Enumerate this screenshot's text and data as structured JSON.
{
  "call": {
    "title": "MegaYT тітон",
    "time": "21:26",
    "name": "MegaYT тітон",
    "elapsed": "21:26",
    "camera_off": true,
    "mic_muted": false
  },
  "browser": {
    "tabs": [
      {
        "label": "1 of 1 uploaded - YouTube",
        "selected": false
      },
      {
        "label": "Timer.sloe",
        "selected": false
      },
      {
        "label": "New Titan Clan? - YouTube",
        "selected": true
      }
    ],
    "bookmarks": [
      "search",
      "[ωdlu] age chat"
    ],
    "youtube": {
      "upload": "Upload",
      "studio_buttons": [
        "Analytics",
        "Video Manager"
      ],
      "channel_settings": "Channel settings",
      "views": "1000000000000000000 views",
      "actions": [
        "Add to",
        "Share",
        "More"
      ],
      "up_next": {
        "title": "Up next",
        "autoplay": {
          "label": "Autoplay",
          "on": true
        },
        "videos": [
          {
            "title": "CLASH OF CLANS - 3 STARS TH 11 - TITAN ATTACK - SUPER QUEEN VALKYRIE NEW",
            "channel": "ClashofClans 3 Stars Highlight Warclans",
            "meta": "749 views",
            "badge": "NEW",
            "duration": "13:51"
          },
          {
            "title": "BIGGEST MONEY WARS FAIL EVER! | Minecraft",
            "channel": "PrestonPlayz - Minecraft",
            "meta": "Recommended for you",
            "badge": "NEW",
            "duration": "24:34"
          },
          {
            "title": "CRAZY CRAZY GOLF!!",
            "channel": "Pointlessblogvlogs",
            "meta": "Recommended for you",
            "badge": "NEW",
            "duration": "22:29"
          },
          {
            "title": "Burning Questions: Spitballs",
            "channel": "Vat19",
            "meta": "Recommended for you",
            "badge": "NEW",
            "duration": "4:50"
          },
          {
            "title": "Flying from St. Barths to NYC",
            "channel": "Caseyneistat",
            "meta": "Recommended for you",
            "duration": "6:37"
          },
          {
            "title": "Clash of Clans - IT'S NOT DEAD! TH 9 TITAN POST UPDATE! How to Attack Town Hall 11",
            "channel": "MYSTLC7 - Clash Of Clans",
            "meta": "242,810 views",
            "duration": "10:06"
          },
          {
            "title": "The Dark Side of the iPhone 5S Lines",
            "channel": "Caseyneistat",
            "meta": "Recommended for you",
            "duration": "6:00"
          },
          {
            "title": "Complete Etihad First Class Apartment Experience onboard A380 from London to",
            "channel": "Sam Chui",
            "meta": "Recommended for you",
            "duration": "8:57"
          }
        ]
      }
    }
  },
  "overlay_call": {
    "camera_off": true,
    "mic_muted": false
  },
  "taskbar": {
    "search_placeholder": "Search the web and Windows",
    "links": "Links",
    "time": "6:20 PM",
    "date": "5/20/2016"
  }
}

◇ ◇ ◇ ◇ ◇

Repeat the records exactly, including every line.

Enumerate this screenshot's text and data as structured JSON.
{
  "call": {
    "title": "MegaYT тітон",
    "time": "21:26",
    "name": "MegaYT тітон",
    "elapsed": "21:26",
    "camera_off": true,
    "mic_muted": false
  },
  "browser": {
    "tabs": [
      {
        "label": "1 of 1 uploaded - YouTube",
        "selected": false
      },
      {
        "label": "Timer.sloe",
        "selected": false
      },
      {
        "label": "New Titan Clan? - YouTube",
        "selected": true
      }
    ],
    "bookmarks": [
      "search",
      "[ωdlu] age chat"
    ],
    "youtube": {
      "upload": "Upload",
      "studio_buttons": [
        "Analytics",
        "Video Manager"
      ],
      "channel_settings": "Channel settings",
      "views": "1000000000000000000 views",
      "actions": [
        "Add to",
        "Share",
        "More"
      ],
      "up_next": {
        "title": "Up next",
        "autoplay": {
          "label": "Autoplay",
          "on": true
        },
        "videos": [
          {
            "title": "CLASH OF CLANS - 3 STARS TH 11 - TITAN ATTACK - SUPER QUEEN VALKYRIE NEW",
            "channel": "ClashofClans 3 Stars Highlight Warclans",
            "meta": "749 views",
            "badge": "NEW",
            "duration": "13:51"
          },
          {
            "title": "BIGGEST MONEY WARS FAIL EVER! | Minecraft",
            "channel": "PrestonPlayz - Minecraft",
            "meta": "Recommended for you",
            "badge": "NEW",
            "duration": "24:34"
          },
          {
            "title": "CRAZY CRAZY GOLF!!",
            "channel": "Pointlessblogvlogs",
            "meta": "Recommended for you",
            "badge": "NEW",
            "duration": "22:29"
          },
          {
            "title": "Burning Questions: Spitballs",
            "channel": "Vat19",
            "meta": "Recommended for you",
            "badge": "NEW",
            "duration": "4:50"
          },
          {
            "title": "Flying from St. Barths to NYC",
            "channel": "Caseyneistat",
            "meta": "Recommended for you",
            "duration": "6:37"
          },
          {
            "title": "Clash of Clans - IT'S NOT DEAD! TH 9 TITAN POST UPDATE! How to Attack Town Hall 11",
            "channel": "MYSTLC7 - Clash Of Clans",
            "meta": "242,810 views",
            "duration": "10:06"
          },
          {
            "title": "The Dark Side of the iPhone 5S Lines",
            "channel": "Caseyneistat",
            "meta": "Recommended for you",
            "duration": "6:00"
          },
          {
            "title": "Complete Etihad First Class Apartment Experience onboard A380 from London to",
            "channel": "Sam Chui",
            "meta": "Recommended for you",
            "duration": "8:57"
          }
        ]
      }
    }
  },
  "overlay_call": {
    "camera_off": true,
    "mic_muted": false
  },
  "taskbar": {
    "search_placeholder": "Search the web and Windows",
    "links": "Links",
    "time": "6:20 PM",
    "date": "5/20/2016"
  }
}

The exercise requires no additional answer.